* Description of the task
Find every line below that contains the word "type" and copy it out.

* Record set
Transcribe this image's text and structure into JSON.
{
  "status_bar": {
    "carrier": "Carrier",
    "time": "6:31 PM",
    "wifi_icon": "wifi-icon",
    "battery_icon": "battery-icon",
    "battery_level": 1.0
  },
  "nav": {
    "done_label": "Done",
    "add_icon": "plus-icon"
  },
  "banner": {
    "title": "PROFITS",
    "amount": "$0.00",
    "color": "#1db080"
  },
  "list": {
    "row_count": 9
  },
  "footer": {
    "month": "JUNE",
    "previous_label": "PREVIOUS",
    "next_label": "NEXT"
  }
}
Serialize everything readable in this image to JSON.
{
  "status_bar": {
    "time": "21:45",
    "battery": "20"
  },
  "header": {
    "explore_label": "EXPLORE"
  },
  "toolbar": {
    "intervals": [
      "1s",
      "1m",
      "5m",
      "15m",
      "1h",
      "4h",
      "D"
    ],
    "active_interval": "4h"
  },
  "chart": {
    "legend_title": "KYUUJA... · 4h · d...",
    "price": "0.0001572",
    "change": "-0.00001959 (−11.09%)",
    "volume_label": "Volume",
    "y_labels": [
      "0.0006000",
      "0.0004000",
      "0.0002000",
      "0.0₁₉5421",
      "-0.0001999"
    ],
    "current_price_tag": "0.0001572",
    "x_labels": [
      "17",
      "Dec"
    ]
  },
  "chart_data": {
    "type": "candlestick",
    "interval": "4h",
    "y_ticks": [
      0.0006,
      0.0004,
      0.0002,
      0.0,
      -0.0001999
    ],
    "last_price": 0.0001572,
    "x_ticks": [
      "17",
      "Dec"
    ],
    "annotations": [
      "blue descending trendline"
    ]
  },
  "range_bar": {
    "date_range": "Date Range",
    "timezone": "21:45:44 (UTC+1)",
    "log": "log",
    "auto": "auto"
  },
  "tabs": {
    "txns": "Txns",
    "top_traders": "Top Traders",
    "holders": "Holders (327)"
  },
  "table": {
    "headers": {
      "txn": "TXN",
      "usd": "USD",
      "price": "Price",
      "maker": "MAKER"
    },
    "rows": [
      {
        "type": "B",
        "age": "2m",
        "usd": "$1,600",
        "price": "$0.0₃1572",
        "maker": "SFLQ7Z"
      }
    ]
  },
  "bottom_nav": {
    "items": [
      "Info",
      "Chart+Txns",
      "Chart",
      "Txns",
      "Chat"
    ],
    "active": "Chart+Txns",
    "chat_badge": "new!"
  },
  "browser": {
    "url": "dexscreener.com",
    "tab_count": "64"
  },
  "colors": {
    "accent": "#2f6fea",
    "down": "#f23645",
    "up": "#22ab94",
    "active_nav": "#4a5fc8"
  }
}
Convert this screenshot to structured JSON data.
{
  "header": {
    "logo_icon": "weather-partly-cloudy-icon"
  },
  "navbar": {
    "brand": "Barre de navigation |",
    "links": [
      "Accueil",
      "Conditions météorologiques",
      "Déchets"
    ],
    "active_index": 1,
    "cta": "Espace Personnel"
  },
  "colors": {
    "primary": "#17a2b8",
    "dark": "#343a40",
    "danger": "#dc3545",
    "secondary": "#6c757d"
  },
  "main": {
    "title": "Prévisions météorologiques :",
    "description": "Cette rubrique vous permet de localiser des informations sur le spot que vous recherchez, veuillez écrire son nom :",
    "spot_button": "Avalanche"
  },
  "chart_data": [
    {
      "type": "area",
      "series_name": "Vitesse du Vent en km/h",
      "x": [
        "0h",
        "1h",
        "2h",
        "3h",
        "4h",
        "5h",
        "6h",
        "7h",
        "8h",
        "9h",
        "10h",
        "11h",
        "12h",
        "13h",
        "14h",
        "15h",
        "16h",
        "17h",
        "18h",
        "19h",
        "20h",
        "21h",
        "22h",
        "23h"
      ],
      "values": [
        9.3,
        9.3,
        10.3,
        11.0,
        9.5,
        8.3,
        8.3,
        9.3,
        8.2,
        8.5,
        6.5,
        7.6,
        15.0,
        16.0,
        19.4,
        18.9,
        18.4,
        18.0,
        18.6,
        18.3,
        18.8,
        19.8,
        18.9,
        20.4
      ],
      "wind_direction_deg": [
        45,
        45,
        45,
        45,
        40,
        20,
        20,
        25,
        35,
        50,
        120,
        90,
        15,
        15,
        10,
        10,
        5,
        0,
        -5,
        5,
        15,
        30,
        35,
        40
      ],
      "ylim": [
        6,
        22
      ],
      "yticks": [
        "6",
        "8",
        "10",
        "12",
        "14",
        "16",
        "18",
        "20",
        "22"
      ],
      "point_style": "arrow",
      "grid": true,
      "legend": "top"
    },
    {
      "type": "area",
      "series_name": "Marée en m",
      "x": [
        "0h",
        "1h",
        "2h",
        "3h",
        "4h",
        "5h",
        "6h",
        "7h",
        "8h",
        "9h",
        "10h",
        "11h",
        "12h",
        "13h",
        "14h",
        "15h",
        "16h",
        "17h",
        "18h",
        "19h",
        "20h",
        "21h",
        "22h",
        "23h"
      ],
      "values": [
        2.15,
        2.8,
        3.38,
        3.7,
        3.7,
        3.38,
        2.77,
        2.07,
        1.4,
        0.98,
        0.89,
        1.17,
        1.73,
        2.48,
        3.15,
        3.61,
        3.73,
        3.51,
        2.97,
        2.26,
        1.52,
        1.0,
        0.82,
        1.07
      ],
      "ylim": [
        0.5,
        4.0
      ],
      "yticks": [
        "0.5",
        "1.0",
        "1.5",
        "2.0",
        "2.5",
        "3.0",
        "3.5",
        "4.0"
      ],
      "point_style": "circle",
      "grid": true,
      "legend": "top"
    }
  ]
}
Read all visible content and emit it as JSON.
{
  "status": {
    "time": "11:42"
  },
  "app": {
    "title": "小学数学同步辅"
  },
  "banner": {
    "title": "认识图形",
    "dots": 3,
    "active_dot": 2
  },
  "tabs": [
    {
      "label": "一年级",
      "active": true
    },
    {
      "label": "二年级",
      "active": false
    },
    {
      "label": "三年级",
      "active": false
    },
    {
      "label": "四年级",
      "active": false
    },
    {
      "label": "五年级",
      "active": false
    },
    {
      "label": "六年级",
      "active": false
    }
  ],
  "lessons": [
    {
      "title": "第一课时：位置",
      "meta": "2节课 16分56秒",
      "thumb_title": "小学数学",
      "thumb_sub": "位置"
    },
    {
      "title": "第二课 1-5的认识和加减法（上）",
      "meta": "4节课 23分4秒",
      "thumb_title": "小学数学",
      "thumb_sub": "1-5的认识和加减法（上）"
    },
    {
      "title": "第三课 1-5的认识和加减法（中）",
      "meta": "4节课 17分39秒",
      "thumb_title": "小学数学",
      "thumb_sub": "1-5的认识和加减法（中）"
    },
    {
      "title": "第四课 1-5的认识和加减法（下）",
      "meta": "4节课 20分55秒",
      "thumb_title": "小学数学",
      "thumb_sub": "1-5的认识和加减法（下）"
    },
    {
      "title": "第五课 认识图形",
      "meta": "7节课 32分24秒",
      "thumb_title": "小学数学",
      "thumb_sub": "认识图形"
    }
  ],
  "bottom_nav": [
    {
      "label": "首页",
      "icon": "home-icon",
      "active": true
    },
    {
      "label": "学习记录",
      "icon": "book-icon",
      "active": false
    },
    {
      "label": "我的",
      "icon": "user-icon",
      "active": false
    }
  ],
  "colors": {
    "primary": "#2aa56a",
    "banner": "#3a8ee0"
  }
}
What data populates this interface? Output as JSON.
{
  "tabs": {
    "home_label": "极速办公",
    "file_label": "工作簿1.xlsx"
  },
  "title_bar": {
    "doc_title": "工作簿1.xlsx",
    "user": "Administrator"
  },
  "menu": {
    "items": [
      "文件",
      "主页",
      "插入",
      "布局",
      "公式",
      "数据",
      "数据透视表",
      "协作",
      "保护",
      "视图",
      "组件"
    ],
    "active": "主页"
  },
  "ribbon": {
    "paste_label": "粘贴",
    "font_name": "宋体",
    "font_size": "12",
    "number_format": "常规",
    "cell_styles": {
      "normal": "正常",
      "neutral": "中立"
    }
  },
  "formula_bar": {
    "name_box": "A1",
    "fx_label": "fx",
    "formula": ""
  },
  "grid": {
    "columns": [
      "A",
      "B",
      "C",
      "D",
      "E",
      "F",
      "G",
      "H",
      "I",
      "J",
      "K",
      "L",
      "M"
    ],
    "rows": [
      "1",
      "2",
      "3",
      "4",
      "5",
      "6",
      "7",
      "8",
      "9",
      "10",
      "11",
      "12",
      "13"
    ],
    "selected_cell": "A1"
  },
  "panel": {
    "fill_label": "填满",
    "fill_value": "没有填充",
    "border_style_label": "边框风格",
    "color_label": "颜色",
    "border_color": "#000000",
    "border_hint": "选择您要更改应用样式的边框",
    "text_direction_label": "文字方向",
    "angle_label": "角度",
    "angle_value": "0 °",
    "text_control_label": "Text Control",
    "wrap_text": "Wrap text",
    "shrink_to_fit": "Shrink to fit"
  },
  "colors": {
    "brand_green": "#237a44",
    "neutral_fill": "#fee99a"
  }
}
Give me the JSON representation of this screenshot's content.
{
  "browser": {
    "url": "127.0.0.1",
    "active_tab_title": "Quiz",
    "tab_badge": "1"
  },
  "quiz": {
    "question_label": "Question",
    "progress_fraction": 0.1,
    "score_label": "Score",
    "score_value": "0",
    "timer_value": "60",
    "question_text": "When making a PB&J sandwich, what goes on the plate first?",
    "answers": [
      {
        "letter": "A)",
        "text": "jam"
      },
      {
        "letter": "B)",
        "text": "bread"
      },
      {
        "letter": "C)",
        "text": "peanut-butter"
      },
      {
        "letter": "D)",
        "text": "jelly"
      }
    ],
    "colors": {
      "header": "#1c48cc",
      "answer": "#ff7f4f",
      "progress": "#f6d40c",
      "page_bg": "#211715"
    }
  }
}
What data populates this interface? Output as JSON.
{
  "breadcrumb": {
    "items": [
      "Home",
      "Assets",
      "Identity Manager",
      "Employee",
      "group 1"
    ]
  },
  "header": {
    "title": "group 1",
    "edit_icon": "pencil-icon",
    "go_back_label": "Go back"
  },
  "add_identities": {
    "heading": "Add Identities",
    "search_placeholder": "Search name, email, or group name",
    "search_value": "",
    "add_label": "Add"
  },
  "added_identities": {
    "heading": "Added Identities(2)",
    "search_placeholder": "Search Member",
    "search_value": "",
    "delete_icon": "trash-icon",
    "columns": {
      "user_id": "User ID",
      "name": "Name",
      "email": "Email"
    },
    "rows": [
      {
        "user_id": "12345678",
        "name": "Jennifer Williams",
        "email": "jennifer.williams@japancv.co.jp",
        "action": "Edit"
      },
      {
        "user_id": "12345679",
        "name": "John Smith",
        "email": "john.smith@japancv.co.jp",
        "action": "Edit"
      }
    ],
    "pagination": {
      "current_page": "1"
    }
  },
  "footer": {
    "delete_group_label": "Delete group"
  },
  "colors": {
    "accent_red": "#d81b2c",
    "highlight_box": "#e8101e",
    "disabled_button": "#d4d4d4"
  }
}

* Completed exercise
    "type": "candlestick",
        "type": "B",
      "type": "area",
      "type": "area",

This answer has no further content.